WORK TO COMPLETE: Write out the material exactly. Do not include the pictures.

DATA FOR THIS EXERCISE:
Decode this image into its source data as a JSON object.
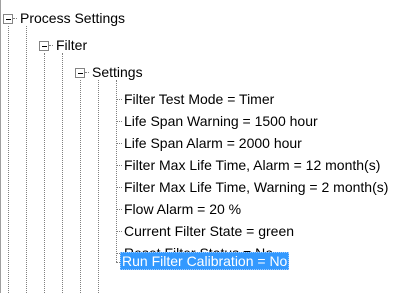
{
  "tree": {
    "root": {
      "label": "Process Settings",
      "expanded": true
    },
    "filter": {
      "label": "Filter",
      "expanded": true
    },
    "settings": {
      "label": "Settings",
      "expanded": true
    },
    "items": [
      {
        "label": "Filter Test Mode = Timer"
      },
      {
        "label": "Life Span Warning = 1500 hour"
      },
      {
        "label": "Life Span Alarm = 2000 hour"
      },
      {
        "label": "Filter Max Life Time, Alarm = 12 month(s)"
      },
      {
        "label": "Filter Max Life Time, Warning = 2 month(s)"
      },
      {
        "label": "Flow Alarm = 20 %"
      },
      {
        "label": "Current Filter State = green"
      },
      {
        "label": "Reset Filter Status = No"
      },
      {
        "label": "Run Filter Calibration = No",
        "selected": true
      }
    ]
  },
  "colors": {
    "selection": "#3399ff",
    "selection_text": "#ffffff",
    "connector": "#808080"
  }
}
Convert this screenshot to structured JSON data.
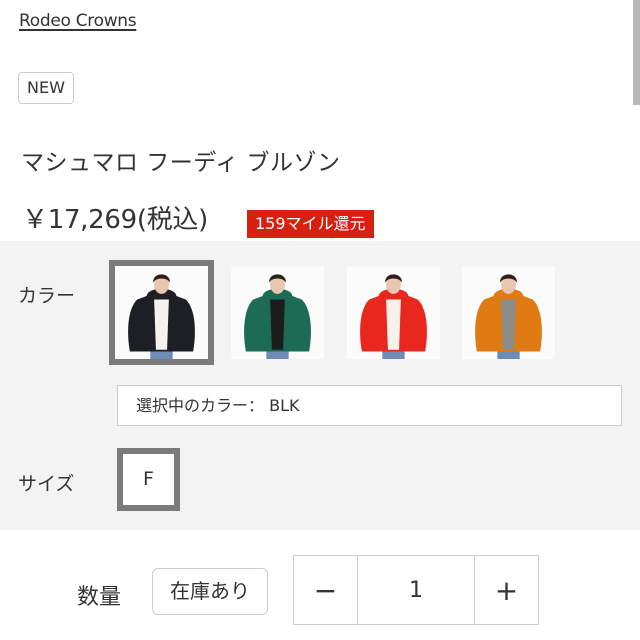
{
  "brand": {
    "name": "Rodeo Crowns"
  },
  "badge": {
    "new_label": "NEW"
  },
  "product": {
    "title": "マシュマロ フーディ ブルゾン",
    "price": "￥17,269(税込)",
    "mile_badge": "159マイル還元"
  },
  "colors": {
    "label": "カラー",
    "selected_text": "選択中のカラー： BLK",
    "options": [
      {
        "code": "BLK",
        "jacket_color": "#1e1f24",
        "inner_color": "#f4f2ee",
        "selected": true
      },
      {
        "code": "GRN",
        "jacket_color": "#1b6b55",
        "inner_color": "#1c1c1c",
        "selected": false
      },
      {
        "code": "RED",
        "jacket_color": "#e8281e",
        "inner_color": "#f6f1ea",
        "selected": false
      },
      {
        "code": "ORG",
        "jacket_color": "#e07a13",
        "inner_color": "#8c8c88",
        "selected": false
      }
    ]
  },
  "size": {
    "label": "サイズ",
    "selected": "F"
  },
  "quantity": {
    "label": "数量",
    "stock_status": "在庫あり",
    "value": "1",
    "minus_symbol": "−",
    "plus_symbol": "+"
  },
  "theme": {
    "accent_red": "#d7200f",
    "panel_bg": "#f3f3f3",
    "selected_border": "#7b7b7b"
  }
}
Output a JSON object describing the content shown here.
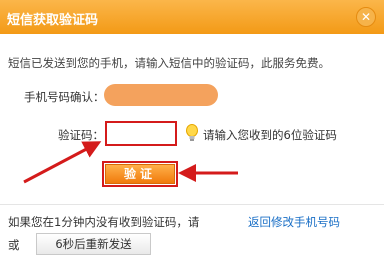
{
  "dialog": {
    "title": "短信获取验证码",
    "close_icon": "close-icon"
  },
  "intro_text": "短信已发送到您的手机，请输入短信中的验证码，此服务免费。",
  "phone": {
    "label": "手机号码确认："
  },
  "code": {
    "label": "验证码：",
    "value": "",
    "hint": "请输入您收到的6位验证码",
    "hint_icon": "lightbulb-icon"
  },
  "verify_button": "验证",
  "footer": {
    "not_received": "如果您在1分钟内没有收到验证码，请",
    "back_link": "返回修改手机号码",
    "or": "或",
    "resend_button": "6秒后重新发送"
  },
  "colors": {
    "title_bar": "#f5a623",
    "verify_button": "#f28a1a",
    "annotation_red": "#d41b1b",
    "link": "#1a6fc6",
    "masked_phone": "#f4a25d"
  }
}
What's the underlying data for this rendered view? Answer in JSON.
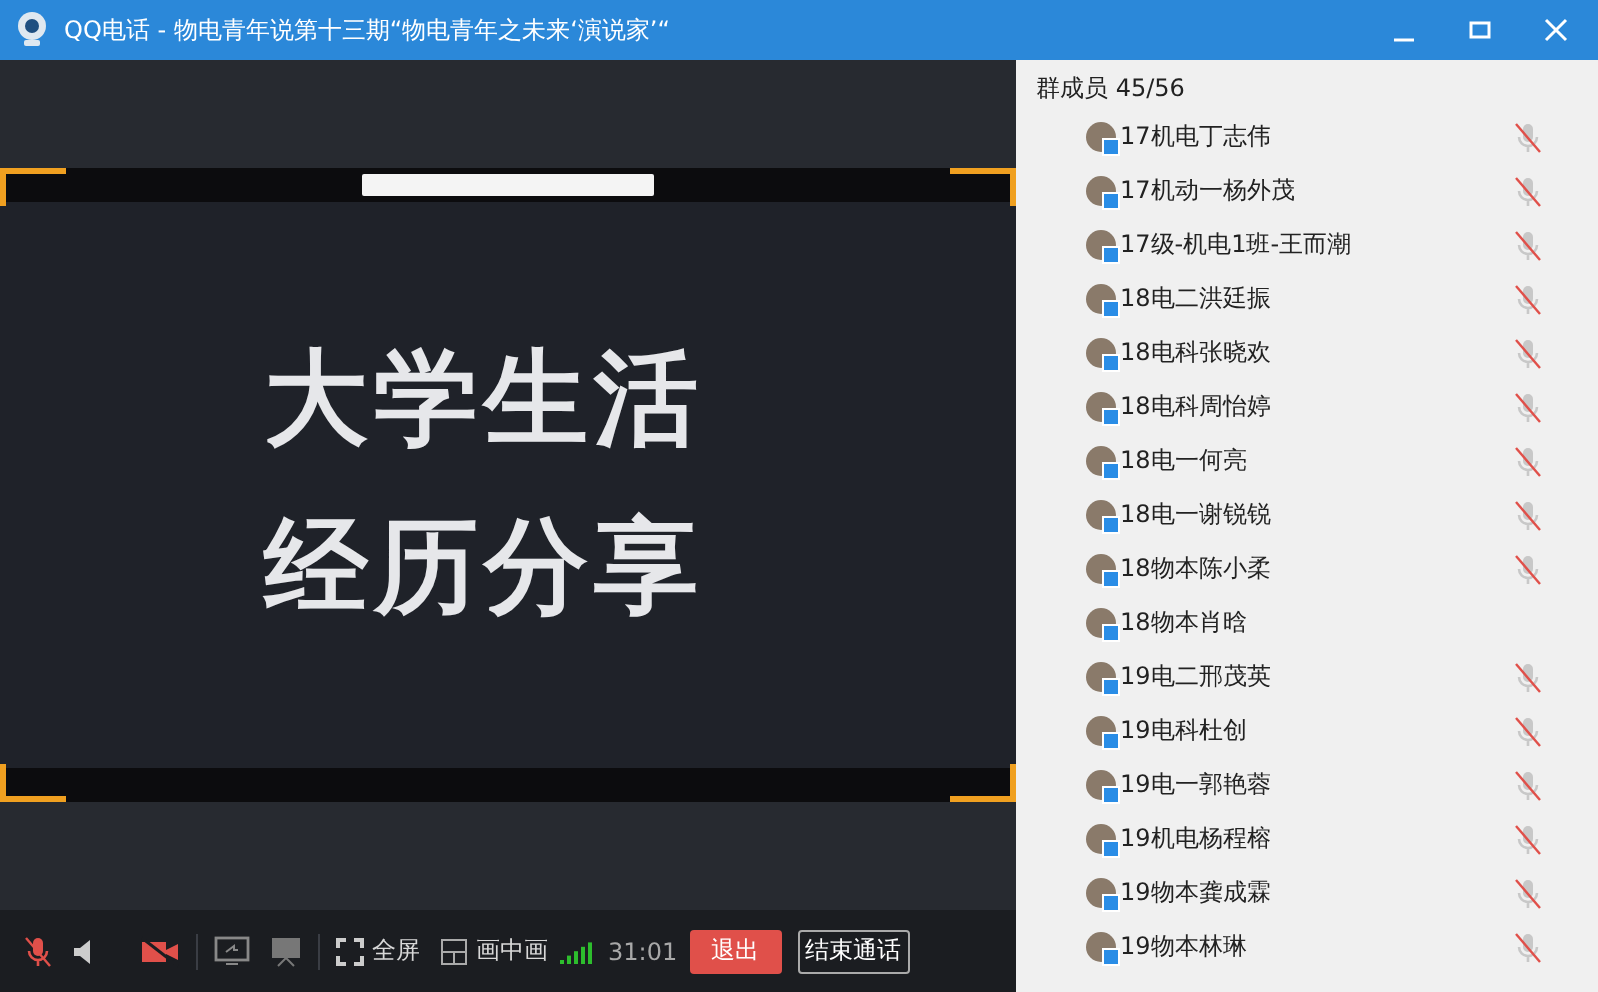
{
  "window": {
    "title": "QQ电话 - 物电青年说第十三期“物电青年之未来‘演说家’“"
  },
  "slide": {
    "lines": [
      "大学生活",
      "经历分享"
    ]
  },
  "toolbar": {
    "mic_muted": true,
    "camera_off": true,
    "fullscreen": "全屏",
    "pip": "画中画",
    "duration": "31:01",
    "exit": "退出",
    "end_call": "结束通话"
  },
  "members": {
    "header": "群成员 45/56",
    "items": [
      {
        "name": "17机电丁志伟",
        "muted": true
      },
      {
        "name": "17机动一杨外茂",
        "muted": true
      },
      {
        "name": "17级-机电1班-王而潮",
        "muted": true
      },
      {
        "name": "18电二洪廷振",
        "muted": true
      },
      {
        "name": "18电科张晓欢",
        "muted": true
      },
      {
        "name": "18电科周怡婷",
        "muted": true
      },
      {
        "name": "18电一何亮",
        "muted": true
      },
      {
        "name": "18电一谢锐锐",
        "muted": true
      },
      {
        "name": "18物本陈小柔",
        "muted": true
      },
      {
        "name": "18物本肖晗",
        "muted": false
      },
      {
        "name": "19电二邢茂英",
        "muted": true
      },
      {
        "name": "19电科杜创",
        "muted": true
      },
      {
        "name": "19电一郭艳蓉",
        "muted": true
      },
      {
        "name": "19机电杨程榕",
        "muted": true
      },
      {
        "name": "19物本龚成霖",
        "muted": true
      },
      {
        "name": "19物本林琳",
        "muted": true
      }
    ]
  }
}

WRITTEN ANSWER:
Decode this image into its source data as a JSON object.
{
  "tree": {
    "root": {
      "label": "Process Settings",
      "expanded": true
    },
    "filter": {
      "label": "Filter",
      "expanded": true
    },
    "settings": {
      "label": "Settings",
      "expanded": true
    },
    "items": [
      {
        "label": "Filter Test Mode = Timer"
      },
      {
        "label": "Life Span Warning = 1500 hour"
      },
      {
        "label": "Life Span Alarm = 2000 hour"
      },
      {
        "label": "Filter Max Life Time, Alarm = 12 month(s)"
      },
      {
        "label": "Filter Max Life Time, Warning = 2 month(s)"
      },
      {
        "label": "Flow Alarm = 20 %"
      },
      {
        "label": "Current Filter State = green"
      },
      {
        "label": "Reset Filter Status = No"
      },
      {
        "label": "Run Filter Calibration = No",
        "selected": true
      }
    ]
  },
  "colors": {
    "selection": "#3399ff",
    "selection_text": "#ffffff",
    "connector": "#808080"
  }
}
Convert this screenshot to structured JSON data.
{
  "brand": {
    "name": "Rodeo Crowns"
  },
  "badge": {
    "new_label": "NEW"
  },
  "product": {
    "title": "マシュマロ フーディ ブルゾン",
    "price": "￥17,269(税込)",
    "mile_badge": "159マイル還元"
  },
  "colors": {
    "label": "カラー",
    "selected_text": "選択中のカラー： BLK",
    "options": [
      {
        "code": "BLK",
        "jacket_color": "#1e1f24",
        "inner_color": "#f4f2ee",
        "selected": true
      },
      {
        "code": "GRN",
        "jacket_color": "#1b6b55",
        "inner_color": "#1c1c1c",
        "selected": false
      },
      {
        "code": "RED",
        "jacket_color": "#e8281e",
        "inner_color": "#f6f1ea",
        "selected": false
      },
      {
        "code": "ORG",
        "jacket_color": "#e07a13",
        "inner_color": "#8c8c88",
        "selected": false
      }
    ]
  },
  "size": {
    "label": "サイズ",
    "selected": "F"
  },
  "quantity": {
    "label": "数量",
    "stock_status": "在庫あり",
    "value": "1",
    "minus_symbol": "−",
    "plus_symbol": "+"
  },
  "theme": {
    "accent_red": "#d7200f",
    "panel_bg": "#f3f3f3",
    "selected_border": "#7b7b7b"
  }
}
Output a JSON object describing the content shown here.
{
  "dialog": {
    "title": "短信获取验证码",
    "close_icon": "close-icon"
  },
  "intro_text": "短信已发送到您的手机，请输入短信中的验证码，此服务免费。",
  "phone": {
    "label": "手机号码确认："
  },
  "code": {
    "label": "验证码：",
    "value": "",
    "hint": "请输入您收到的6位验证码",
    "hint_icon": "lightbulb-icon"
  },
  "verify_button": "验证",
  "footer": {
    "not_received": "如果您在1分钟内没有收到验证码，请",
    "back_link": "返回修改手机号码",
    "or": "或",
    "resend_button": "6秒后重新发送"
  },
  "colors": {
    "title_bar": "#f5a623",
    "verify_button": "#f28a1a",
    "annotation_red": "#d41b1b",
    "link": "#1a6fc6",
    "masked_phone": "#f4a25d"
  }
}
What's the underlying data for this rendered view? Answer in JSON.
{
  "window": {
    "title": "QQ电话 - 物电青年说第十三期“物电青年之未来‘演说家’“"
  },
  "slide": {
    "lines": [
      "大学生活",
      "经历分享"
    ]
  },
  "toolbar": {
    "mic_muted": true,
    "camera_off": true,
    "fullscreen": "全屏",
    "pip": "画中画",
    "duration": "31:01",
    "exit": "退出",
    "end_call": "结束通话"
  },
  "members": {
    "header": "群成员 45/56",
    "items": [
      {
        "name": "17机电丁志伟",
        "muted": true
      },
      {
        "name": "17机动一杨外茂",
        "muted": true
      },
      {
        "name": "17级-机电1班-王而潮",
        "muted": true
      },
      {
        "name": "18电二洪廷振",
        "muted": true
      },
      {
        "name": "18电科张晓欢",
        "muted": true
      },
      {
        "name": "18电科周怡婷",
        "muted": true
      },
      {
        "name": "18电一何亮",
        "muted": true
      },
      {
        "name": "18电一谢锐锐",
        "muted": true
      },
      {
        "name": "18物本陈小柔",
        "muted": true
      },
      {
        "name": "18物本肖晗",
        "muted": false
      },
      {
        "name": "19电二邢茂英",
        "muted": true
      },
      {
        "name": "19电科杜创",
        "muted": true
      },
      {
        "name": "19电一郭艳蓉",
        "muted": true
      },
      {
        "name": "19机电杨程榕",
        "muted": true
      },
      {
        "name": "19物本龚成霖",
        "muted": true
      },
      {
        "name": "19物本林琳",
        "muted": true
      }
    ]
  }
}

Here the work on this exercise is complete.